[Task goal]:
Extract every line of the records below and reproduce each one character for character, in the original order.

——

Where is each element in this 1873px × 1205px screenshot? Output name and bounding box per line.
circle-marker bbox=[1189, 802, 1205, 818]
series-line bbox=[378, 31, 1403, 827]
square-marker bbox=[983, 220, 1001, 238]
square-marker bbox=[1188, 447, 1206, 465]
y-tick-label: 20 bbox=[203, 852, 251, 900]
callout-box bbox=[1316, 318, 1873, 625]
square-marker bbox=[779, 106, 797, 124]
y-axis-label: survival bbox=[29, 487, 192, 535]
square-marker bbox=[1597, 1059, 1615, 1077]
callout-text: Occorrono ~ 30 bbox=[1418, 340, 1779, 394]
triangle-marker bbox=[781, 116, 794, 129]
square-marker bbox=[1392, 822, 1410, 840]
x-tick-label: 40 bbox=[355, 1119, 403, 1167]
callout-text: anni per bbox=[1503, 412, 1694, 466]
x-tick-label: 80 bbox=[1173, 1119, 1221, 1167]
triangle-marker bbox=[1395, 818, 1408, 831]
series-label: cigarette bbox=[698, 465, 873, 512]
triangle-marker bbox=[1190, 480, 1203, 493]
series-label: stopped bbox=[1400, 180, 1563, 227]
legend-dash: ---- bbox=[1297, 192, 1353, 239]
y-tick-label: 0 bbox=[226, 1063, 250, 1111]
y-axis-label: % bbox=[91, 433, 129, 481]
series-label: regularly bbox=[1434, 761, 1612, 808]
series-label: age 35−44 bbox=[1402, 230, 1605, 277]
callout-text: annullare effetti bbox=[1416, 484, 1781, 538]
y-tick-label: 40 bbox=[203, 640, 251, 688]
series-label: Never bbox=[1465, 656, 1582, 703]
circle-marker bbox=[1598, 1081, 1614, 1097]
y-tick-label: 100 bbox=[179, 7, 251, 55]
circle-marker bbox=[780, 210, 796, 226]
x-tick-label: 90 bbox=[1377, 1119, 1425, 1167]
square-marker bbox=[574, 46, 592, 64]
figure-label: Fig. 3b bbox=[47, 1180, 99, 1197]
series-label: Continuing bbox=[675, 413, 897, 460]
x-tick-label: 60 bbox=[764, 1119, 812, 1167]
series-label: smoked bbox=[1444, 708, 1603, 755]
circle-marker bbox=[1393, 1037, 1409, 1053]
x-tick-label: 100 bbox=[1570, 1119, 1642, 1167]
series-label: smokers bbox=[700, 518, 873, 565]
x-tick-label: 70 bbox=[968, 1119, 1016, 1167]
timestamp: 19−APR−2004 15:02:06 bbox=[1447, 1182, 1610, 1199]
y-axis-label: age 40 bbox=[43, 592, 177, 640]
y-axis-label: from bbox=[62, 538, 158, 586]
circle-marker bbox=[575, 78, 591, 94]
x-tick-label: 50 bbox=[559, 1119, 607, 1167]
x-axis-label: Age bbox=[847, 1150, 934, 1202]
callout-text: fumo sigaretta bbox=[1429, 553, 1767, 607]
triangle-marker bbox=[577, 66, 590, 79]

——

[Written reply]:
Where is each element in this 1873px × 1205px screenshot? Output name and bounding box per line.
circle-marker bbox=[1189, 802, 1205, 818]
series-line bbox=[378, 31, 1403, 827]
square-marker bbox=[983, 220, 1001, 238]
square-marker bbox=[1188, 447, 1206, 465]
y-tick-label: 20 bbox=[203, 852, 251, 900]
callout-box bbox=[1316, 318, 1873, 625]
square-marker bbox=[779, 106, 797, 124]
y-axis-label: survival bbox=[29, 487, 192, 535]
square-marker bbox=[1597, 1059, 1615, 1077]
callout-text: Occorrono ~ 30 bbox=[1418, 340, 1779, 394]
triangle-marker bbox=[781, 116, 794, 129]
square-marker bbox=[1392, 822, 1410, 840]
x-tick-label: 40 bbox=[355, 1119, 403, 1167]
callout-text: anni per bbox=[1503, 412, 1694, 466]
x-tick-label: 80 bbox=[1173, 1119, 1221, 1167]
triangle-marker bbox=[1395, 818, 1408, 831]
series-label: cigarette bbox=[698, 465, 873, 512]
triangle-marker bbox=[1190, 480, 1203, 493]
series-label: stopped bbox=[1400, 180, 1563, 227]
legend-dash: ---- bbox=[1297, 192, 1353, 239]
y-tick-label: 0 bbox=[226, 1063, 250, 1111]
y-axis-label: % bbox=[91, 433, 129, 481]
series-label: regularly bbox=[1434, 761, 1612, 808]
series-label: age 35−44 bbox=[1402, 230, 1605, 277]
callout-text: annullare effetti bbox=[1416, 484, 1781, 538]
y-tick-label: 40 bbox=[203, 640, 251, 688]
series-label: Never bbox=[1465, 656, 1582, 703]
circle-marker bbox=[1598, 1081, 1614, 1097]
y-tick-label: 100 bbox=[179, 7, 251, 55]
circle-marker bbox=[780, 210, 796, 226]
x-tick-label: 90 bbox=[1377, 1119, 1425, 1167]
square-marker bbox=[574, 46, 592, 64]
figure-label: Fig. 3b bbox=[47, 1180, 99, 1197]
series-label: Continuing bbox=[675, 413, 897, 460]
x-tick-label: 60 bbox=[764, 1119, 812, 1167]
series-label: smoked bbox=[1444, 708, 1603, 755]
circle-marker bbox=[1393, 1037, 1409, 1053]
x-tick-label: 100 bbox=[1570, 1119, 1642, 1167]
series-label: smokers bbox=[700, 518, 873, 565]
x-tick-label: 70 bbox=[968, 1119, 1016, 1167]
timestamp: 19−APR−2004 15:02:06 bbox=[1447, 1182, 1610, 1199]
y-axis-label: age 40 bbox=[43, 592, 177, 640]
y-axis-label: from bbox=[62, 538, 158, 586]
circle-marker bbox=[575, 78, 591, 94]
x-tick-label: 50 bbox=[559, 1119, 607, 1167]
x-axis-label: Age bbox=[847, 1150, 934, 1202]
callout-text: fumo sigaretta bbox=[1429, 553, 1767, 607]
triangle-marker bbox=[577, 66, 590, 79]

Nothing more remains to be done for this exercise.